## EXERCISE GOAL:
Repeat the listing in full, word for word.

+++ SOURCE DATA +++

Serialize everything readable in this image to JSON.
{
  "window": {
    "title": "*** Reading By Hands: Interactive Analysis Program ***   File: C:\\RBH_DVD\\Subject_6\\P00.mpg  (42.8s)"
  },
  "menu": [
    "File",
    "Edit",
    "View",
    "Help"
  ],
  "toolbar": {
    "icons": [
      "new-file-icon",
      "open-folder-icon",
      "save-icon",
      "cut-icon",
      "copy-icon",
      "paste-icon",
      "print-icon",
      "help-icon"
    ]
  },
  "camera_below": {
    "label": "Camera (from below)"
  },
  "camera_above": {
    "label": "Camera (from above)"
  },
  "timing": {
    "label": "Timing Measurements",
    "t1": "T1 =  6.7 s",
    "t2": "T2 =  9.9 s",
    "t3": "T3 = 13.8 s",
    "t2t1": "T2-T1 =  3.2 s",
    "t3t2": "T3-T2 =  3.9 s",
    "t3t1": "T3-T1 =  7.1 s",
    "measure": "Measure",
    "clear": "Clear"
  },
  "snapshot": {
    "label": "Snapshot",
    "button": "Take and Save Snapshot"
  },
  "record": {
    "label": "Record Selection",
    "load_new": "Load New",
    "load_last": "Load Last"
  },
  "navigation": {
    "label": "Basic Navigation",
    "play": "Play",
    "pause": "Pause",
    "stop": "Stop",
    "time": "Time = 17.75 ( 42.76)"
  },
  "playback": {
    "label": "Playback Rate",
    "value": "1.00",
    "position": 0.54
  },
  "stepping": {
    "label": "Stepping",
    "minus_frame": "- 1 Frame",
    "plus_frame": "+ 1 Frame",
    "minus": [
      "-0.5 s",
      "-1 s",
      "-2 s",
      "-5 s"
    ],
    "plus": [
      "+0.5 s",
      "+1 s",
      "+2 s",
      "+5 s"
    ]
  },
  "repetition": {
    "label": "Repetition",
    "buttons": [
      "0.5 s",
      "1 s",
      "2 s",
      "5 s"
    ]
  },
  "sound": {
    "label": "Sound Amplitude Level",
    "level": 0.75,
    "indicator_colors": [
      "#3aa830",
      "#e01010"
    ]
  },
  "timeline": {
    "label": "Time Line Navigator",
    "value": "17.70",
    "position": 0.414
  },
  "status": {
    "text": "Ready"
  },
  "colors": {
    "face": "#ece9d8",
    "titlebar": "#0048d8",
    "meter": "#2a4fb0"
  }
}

+++

## ANSWER FOR THIS EXERCISE:
Serialize everything readable in this image to JSON.
{
  "window": {
    "title": "*** Reading By Hands: Interactive Analysis Program ***   File: C:\\RBH_DVD\\Subject_6\\P00.mpg  (42.8s)"
  },
  "menu": [
    "File",
    "Edit",
    "View",
    "Help"
  ],
  "toolbar": {
    "icons": [
      "new-file-icon",
      "open-folder-icon",
      "save-icon",
      "cut-icon",
      "copy-icon",
      "paste-icon",
      "print-icon",
      "help-icon"
    ]
  },
  "camera_below": {
    "label": "Camera (from below)"
  },
  "camera_above": {
    "label": "Camera (from above)"
  },
  "timing": {
    "label": "Timing Measurements",
    "t1": "T1 =  6.7 s",
    "t2": "T2 =  9.9 s",
    "t3": "T3 = 13.8 s",
    "t2t1": "T2-T1 =  3.2 s",
    "t3t2": "T3-T2 =  3.9 s",
    "t3t1": "T3-T1 =  7.1 s",
    "measure": "Measure",
    "clear": "Clear"
  },
  "snapshot": {
    "label": "Snapshot",
    "button": "Take and Save Snapshot"
  },
  "record": {
    "label": "Record Selection",
    "load_new": "Load New",
    "load_last": "Load Last"
  },
  "navigation": {
    "label": "Basic Navigation",
    "play": "Play",
    "pause": "Pause",
    "stop": "Stop",
    "time": "Time = 17.75 ( 42.76)"
  },
  "playback": {
    "label": "Playback Rate",
    "value": "1.00",
    "position": 0.54
  },
  "stepping": {
    "label": "Stepping",
    "minus_frame": "- 1 Frame",
    "plus_frame": "+ 1 Frame",
    "minus": [
      "-0.5 s",
      "-1 s",
      "-2 s",
      "-5 s"
    ],
    "plus": [
      "+0.5 s",
      "+1 s",
      "+2 s",
      "+5 s"
    ]
  },
  "repetition": {
    "label": "Repetition",
    "buttons": [
      "0.5 s",
      "1 s",
      "2 s",
      "5 s"
    ]
  },
  "sound": {
    "label": "Sound Amplitude Level",
    "level": 0.75,
    "indicator_colors": [
      "#3aa830",
      "#e01010"
    ]
  },
  "timeline": {
    "label": "Time Line Navigator",
    "value": "17.70",
    "position": 0.414
  },
  "status": {
    "text": "Ready"
  },
  "colors": {
    "face": "#ece9d8",
    "titlebar": "#0048d8",
    "meter": "#2a4fb0"
  }
}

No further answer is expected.